AIM OF THE EXERCISE: List each line holding the string "Poland".

EXCERPTED RECORDS:
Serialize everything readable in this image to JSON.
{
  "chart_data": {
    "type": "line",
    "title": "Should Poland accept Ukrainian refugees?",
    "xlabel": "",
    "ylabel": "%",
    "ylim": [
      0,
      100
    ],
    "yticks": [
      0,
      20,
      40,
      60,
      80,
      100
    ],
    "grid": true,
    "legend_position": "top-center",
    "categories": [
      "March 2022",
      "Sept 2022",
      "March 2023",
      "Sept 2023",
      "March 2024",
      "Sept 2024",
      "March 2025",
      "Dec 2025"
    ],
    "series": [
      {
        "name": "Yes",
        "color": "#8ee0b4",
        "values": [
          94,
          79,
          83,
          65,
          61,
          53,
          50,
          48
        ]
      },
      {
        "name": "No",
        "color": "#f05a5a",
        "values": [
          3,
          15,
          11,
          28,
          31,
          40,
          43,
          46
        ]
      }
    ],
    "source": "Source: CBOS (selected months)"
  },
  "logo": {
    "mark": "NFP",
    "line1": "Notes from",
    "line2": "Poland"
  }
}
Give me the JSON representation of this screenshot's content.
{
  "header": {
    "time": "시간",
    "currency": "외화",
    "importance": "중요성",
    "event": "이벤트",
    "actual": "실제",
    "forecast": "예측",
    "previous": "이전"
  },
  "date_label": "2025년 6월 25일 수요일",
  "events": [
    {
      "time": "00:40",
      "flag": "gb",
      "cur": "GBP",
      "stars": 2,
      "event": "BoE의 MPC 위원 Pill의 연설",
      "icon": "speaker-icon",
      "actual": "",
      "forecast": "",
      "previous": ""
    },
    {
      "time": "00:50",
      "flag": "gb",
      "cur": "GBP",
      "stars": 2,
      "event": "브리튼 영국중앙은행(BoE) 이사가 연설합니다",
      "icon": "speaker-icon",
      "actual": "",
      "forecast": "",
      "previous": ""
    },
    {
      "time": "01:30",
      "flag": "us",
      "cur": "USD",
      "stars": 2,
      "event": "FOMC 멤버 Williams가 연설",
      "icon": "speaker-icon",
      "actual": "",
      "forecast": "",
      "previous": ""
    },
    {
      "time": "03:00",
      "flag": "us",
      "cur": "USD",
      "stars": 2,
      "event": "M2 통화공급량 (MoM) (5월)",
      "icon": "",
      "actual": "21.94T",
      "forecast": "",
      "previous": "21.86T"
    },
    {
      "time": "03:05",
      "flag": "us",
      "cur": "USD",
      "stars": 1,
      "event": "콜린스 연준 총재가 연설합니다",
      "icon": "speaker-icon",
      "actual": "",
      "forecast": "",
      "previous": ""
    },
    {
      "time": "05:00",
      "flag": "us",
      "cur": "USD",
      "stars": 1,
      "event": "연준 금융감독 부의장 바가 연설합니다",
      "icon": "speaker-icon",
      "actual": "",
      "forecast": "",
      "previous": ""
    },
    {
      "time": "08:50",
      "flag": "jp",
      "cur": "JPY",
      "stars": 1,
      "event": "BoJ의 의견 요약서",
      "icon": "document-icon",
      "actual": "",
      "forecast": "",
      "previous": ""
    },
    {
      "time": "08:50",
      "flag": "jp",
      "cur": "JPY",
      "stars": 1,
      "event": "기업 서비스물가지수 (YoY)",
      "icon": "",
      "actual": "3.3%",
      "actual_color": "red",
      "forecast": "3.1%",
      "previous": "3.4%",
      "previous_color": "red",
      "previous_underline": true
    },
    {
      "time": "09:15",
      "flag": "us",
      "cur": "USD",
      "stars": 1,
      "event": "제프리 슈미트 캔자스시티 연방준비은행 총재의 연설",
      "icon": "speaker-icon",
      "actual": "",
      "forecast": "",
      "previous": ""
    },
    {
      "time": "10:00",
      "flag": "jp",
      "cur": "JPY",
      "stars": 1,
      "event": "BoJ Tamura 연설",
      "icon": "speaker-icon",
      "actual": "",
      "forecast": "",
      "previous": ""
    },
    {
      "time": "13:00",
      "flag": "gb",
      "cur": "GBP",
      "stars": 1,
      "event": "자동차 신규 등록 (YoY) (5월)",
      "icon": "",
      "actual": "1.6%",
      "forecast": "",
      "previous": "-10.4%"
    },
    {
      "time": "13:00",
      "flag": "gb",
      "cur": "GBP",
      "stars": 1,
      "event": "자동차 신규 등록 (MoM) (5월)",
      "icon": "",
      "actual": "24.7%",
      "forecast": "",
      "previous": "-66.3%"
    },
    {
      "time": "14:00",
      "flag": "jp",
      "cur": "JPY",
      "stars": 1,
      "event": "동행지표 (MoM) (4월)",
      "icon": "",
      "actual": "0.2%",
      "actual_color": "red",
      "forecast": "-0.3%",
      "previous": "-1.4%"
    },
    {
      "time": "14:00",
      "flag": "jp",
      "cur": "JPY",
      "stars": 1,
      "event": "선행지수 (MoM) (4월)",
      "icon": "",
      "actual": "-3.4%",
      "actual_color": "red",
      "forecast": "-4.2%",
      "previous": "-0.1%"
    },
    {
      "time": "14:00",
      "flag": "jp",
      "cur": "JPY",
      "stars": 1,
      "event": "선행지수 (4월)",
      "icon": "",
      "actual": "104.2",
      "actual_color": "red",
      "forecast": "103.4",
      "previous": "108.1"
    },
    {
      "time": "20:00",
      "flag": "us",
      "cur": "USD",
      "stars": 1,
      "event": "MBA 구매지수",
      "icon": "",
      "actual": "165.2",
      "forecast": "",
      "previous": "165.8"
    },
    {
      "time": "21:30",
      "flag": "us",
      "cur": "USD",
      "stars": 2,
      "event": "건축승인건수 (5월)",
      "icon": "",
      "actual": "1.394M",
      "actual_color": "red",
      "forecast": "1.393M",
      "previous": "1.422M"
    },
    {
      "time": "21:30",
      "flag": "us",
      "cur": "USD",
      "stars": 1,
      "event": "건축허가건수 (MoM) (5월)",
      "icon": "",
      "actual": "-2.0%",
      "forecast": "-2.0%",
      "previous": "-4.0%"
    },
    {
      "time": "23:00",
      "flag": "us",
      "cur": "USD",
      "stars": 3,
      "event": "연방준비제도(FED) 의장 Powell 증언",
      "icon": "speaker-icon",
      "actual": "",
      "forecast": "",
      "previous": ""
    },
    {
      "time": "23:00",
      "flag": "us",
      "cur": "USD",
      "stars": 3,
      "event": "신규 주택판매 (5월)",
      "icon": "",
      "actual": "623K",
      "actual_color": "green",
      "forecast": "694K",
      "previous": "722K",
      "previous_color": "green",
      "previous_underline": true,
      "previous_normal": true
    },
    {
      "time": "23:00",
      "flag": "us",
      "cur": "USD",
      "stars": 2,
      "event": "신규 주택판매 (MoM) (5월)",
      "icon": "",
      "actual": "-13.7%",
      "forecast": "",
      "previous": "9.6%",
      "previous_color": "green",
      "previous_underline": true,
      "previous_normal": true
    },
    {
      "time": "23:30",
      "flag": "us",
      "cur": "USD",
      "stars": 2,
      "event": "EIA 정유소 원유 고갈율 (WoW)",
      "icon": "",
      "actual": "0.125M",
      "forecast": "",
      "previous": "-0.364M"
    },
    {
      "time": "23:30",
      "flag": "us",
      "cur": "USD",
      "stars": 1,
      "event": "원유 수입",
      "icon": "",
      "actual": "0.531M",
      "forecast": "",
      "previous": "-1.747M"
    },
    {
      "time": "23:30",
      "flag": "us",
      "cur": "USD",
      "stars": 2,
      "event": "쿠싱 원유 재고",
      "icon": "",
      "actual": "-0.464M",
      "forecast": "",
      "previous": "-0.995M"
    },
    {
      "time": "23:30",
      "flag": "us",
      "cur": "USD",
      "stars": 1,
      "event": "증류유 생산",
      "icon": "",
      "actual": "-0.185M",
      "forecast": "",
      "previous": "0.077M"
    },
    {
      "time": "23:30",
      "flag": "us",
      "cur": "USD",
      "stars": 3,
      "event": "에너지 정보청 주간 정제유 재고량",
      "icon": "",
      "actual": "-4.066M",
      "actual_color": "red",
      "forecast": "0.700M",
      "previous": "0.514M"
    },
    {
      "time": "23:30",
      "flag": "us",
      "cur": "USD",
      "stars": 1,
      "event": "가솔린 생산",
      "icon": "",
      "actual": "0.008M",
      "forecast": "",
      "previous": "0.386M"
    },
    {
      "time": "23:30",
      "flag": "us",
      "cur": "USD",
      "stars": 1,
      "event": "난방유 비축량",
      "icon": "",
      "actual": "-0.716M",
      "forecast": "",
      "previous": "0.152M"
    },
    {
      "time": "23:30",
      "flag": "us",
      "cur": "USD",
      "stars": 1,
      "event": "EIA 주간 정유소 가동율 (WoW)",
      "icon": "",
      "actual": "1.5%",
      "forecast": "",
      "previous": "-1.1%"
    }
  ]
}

THE RESPONSE:
    "title": "Should Poland accept Ukrainian refugees?",
    "line2": "Poland"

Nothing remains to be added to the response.